[Task instructions] Give the listing again exactly, omitting its images.

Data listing
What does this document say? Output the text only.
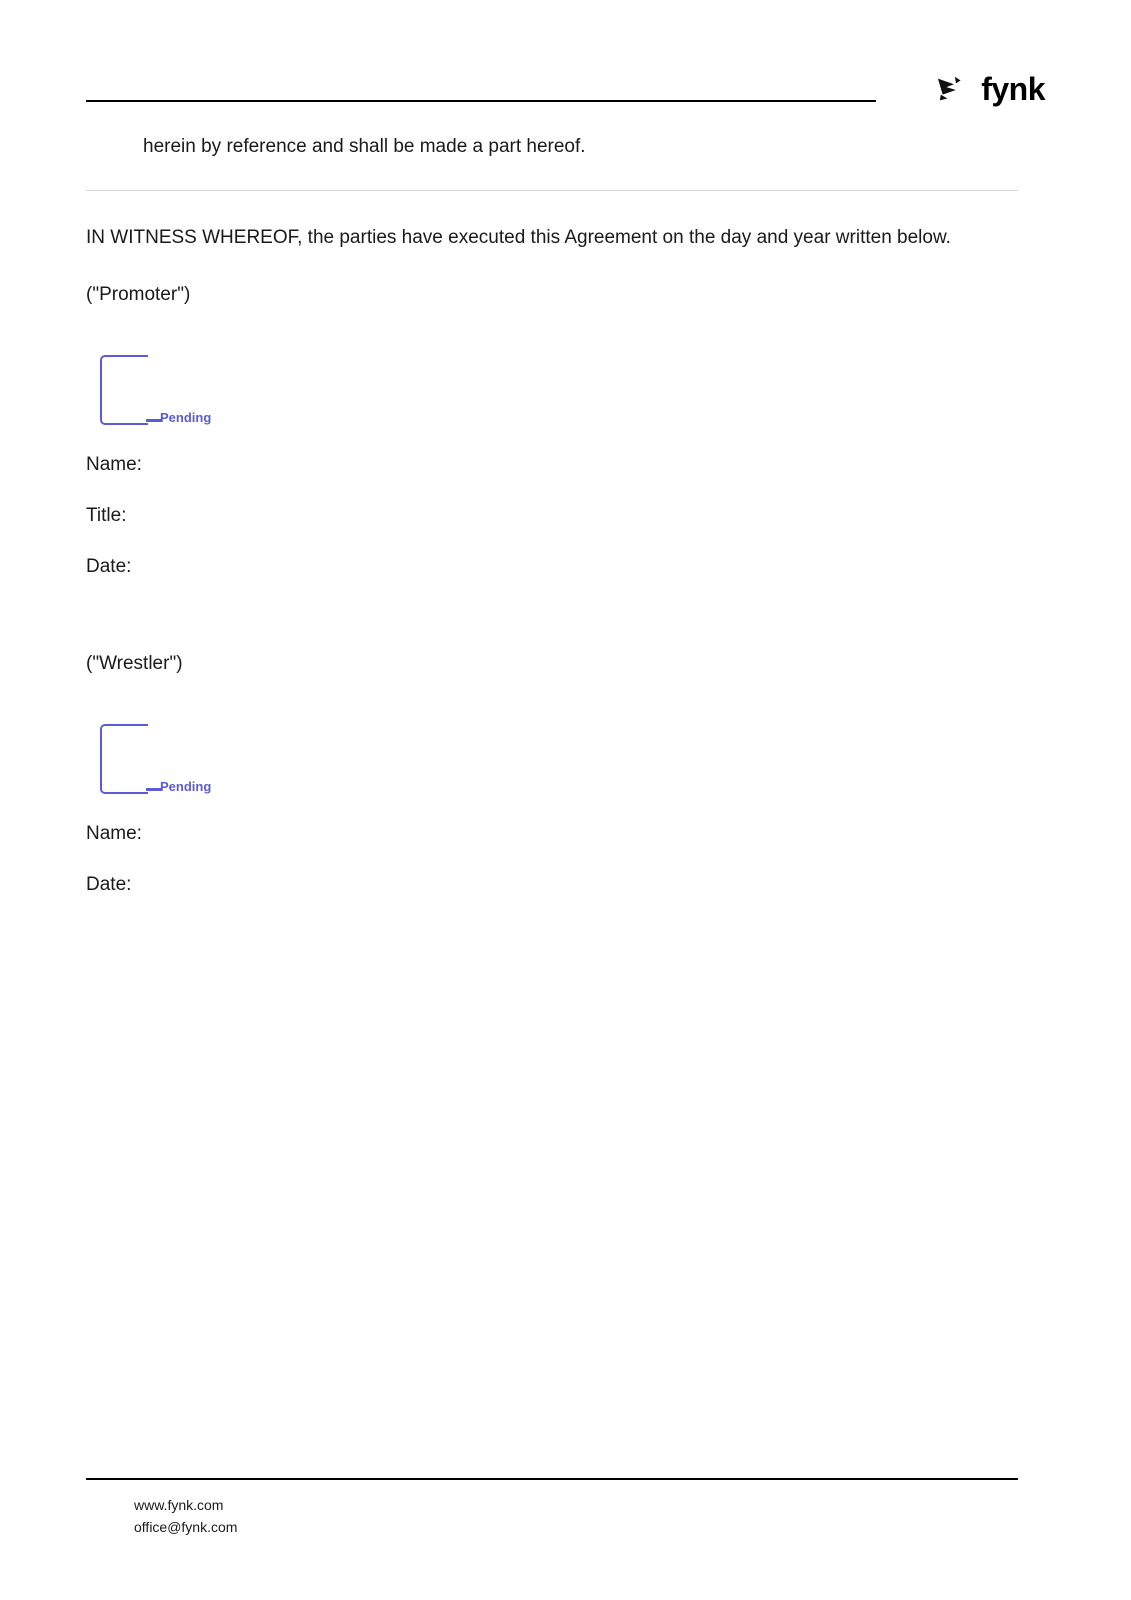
fynk
herein by reference and shall be made a part hereof.

IN WITNESS WHEREOF, the parties have executed this Agreement on the day and year written below.

("Promoter")

Pending

Name:

Title:

Date:

("Wrestler")

Pending

Name:

Date:

www.fynk.com
office@fynk.com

[Task answer]
What does this document say? Output the text only.
fynk
herein by reference and shall be made a part hereof.

IN WITNESS WHEREOF, the parties have executed this Agreement on the day and year written below.

("Promoter")

Pending

Name:

Title:

Date:

("Wrestler")

Pending

Name:

Date:

www.fynk.com
office@fynk.com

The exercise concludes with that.